◆ **Aim**:
Scan the listing and work out how many lines contain the word "следует". Nothing but the number should be given.

------ Record list ------

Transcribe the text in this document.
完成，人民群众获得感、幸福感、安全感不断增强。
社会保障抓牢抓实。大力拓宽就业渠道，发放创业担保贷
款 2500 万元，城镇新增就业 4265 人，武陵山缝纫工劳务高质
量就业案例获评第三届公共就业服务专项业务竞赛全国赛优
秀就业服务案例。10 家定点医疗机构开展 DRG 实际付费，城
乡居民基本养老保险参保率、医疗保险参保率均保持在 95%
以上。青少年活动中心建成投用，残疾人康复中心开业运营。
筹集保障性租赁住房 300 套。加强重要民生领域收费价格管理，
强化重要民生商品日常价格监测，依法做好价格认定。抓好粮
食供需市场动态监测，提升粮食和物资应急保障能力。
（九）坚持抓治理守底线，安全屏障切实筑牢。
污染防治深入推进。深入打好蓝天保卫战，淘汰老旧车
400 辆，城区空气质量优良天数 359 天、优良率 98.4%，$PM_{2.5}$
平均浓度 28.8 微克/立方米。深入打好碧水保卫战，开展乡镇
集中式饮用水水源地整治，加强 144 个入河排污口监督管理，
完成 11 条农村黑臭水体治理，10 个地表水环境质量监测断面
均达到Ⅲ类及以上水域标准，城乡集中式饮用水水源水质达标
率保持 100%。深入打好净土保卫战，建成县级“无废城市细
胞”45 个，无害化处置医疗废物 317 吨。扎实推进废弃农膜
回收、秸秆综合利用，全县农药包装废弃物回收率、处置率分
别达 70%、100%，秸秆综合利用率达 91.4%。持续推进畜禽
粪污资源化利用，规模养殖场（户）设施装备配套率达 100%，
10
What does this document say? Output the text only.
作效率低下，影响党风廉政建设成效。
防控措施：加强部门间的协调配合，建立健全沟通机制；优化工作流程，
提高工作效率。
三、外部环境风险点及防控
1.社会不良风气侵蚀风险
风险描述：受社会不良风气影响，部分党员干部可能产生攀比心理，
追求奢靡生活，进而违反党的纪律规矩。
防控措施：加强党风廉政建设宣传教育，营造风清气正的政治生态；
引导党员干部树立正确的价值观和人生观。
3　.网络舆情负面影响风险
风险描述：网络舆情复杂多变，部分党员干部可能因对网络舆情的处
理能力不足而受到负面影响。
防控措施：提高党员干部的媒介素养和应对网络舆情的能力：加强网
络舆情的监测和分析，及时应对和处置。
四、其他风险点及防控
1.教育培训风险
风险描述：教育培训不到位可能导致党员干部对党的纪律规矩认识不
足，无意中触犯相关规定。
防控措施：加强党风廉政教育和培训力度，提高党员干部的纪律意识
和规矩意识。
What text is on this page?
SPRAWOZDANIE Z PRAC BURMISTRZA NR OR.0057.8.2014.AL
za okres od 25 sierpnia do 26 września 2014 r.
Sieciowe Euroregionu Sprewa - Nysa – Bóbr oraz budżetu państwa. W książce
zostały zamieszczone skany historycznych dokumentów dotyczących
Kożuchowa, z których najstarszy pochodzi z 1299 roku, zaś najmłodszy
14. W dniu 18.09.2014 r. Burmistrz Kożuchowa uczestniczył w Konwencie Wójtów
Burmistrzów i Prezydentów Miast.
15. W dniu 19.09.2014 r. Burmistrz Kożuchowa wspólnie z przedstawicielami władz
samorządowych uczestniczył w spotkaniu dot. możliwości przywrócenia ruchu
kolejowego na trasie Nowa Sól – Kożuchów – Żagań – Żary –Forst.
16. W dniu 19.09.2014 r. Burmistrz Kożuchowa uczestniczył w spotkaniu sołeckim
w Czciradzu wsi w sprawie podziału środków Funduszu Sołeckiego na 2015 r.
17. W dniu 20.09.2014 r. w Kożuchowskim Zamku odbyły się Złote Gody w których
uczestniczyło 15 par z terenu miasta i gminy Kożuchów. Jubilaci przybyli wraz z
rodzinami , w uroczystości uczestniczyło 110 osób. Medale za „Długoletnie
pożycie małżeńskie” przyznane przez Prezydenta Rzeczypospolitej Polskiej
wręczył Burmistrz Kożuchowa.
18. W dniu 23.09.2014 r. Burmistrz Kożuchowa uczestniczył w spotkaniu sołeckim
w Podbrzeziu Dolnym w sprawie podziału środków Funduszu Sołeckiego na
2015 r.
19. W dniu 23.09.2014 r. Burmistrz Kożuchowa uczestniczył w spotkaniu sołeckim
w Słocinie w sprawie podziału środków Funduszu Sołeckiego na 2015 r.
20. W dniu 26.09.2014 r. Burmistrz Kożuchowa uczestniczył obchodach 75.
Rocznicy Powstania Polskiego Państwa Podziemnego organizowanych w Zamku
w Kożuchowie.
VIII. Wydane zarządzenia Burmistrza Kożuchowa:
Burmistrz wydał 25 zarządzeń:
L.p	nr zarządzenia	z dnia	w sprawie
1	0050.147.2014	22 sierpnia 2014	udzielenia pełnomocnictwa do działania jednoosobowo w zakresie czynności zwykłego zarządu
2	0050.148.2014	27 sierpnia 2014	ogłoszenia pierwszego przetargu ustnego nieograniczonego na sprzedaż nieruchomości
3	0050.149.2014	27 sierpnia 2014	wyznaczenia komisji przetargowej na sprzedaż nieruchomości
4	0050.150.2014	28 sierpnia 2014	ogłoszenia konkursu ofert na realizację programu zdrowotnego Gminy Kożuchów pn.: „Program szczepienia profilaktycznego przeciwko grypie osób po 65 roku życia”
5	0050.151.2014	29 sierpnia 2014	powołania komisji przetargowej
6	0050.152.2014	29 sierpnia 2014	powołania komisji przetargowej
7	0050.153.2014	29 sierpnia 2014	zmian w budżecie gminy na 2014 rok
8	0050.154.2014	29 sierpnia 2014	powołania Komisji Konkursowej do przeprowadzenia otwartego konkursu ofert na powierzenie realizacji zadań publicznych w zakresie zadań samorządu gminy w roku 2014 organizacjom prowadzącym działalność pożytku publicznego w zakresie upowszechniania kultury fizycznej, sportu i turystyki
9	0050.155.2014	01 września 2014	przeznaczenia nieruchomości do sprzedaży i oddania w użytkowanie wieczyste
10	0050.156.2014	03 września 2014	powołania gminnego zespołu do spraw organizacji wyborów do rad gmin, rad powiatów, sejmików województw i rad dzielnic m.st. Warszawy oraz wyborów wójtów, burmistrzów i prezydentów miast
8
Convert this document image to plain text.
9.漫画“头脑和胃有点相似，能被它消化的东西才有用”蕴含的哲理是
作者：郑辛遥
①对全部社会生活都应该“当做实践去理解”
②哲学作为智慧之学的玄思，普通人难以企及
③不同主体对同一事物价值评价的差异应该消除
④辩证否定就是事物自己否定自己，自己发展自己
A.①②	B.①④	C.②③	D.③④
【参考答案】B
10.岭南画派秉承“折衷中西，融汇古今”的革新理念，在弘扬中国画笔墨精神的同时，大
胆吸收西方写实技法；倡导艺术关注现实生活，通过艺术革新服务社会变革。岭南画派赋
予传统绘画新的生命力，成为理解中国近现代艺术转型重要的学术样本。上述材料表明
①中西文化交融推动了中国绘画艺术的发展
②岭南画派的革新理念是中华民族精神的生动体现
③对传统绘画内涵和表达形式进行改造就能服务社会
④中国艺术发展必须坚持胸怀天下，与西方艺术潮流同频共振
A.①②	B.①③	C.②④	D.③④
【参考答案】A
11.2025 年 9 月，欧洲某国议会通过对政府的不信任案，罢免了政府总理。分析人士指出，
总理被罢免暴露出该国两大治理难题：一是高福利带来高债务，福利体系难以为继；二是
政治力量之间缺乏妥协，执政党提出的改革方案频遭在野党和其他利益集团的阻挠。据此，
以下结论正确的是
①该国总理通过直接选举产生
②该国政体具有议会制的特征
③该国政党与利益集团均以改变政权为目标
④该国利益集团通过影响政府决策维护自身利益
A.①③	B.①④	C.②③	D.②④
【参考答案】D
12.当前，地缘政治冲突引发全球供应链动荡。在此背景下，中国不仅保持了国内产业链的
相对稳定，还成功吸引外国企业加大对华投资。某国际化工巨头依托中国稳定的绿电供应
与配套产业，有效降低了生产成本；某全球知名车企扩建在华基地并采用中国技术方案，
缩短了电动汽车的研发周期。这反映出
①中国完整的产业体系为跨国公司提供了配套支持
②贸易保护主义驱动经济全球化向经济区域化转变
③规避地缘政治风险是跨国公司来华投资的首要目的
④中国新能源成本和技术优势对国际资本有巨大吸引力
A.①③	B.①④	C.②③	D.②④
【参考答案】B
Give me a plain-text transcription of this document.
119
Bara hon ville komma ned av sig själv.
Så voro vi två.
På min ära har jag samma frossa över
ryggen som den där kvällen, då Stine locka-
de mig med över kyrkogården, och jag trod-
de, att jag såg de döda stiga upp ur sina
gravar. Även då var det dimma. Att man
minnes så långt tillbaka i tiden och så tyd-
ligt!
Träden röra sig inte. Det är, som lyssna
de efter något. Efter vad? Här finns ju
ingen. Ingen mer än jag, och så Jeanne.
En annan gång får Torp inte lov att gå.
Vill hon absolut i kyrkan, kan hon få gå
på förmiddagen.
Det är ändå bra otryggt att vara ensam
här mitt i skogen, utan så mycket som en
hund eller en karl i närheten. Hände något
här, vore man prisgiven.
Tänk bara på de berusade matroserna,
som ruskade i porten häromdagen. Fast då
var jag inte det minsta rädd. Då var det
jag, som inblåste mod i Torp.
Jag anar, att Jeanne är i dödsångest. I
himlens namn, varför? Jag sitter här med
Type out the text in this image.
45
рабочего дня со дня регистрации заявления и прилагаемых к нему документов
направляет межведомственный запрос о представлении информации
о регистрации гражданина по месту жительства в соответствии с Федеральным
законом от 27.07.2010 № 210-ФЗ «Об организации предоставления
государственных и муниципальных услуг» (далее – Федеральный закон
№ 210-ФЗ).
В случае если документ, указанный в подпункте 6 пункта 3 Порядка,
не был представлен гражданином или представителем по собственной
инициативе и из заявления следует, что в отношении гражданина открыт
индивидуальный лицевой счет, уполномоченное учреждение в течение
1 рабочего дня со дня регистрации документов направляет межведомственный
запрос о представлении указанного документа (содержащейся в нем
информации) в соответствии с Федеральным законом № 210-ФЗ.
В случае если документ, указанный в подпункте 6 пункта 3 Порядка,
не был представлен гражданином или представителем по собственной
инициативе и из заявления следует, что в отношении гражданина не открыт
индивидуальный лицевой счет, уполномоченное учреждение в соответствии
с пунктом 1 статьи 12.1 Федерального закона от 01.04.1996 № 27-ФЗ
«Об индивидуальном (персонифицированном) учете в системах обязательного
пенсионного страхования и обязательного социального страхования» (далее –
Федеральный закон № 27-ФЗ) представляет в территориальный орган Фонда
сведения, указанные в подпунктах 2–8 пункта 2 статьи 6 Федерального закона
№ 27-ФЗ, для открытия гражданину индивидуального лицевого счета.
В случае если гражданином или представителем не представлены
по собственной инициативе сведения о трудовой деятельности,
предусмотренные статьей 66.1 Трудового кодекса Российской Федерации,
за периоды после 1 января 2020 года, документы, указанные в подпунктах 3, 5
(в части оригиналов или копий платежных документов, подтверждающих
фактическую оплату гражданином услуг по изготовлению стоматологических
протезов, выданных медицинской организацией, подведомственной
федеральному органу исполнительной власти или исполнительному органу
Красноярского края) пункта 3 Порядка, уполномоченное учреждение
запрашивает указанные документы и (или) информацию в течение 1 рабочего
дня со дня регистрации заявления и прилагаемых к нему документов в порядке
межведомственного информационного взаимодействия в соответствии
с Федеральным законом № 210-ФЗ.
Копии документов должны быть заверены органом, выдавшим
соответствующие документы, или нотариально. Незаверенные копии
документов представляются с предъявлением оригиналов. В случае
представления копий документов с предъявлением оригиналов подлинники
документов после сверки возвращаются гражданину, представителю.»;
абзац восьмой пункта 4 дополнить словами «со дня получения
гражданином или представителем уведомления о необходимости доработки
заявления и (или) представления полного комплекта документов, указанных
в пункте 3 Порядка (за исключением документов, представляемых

------

◆ **Expected answer**:
2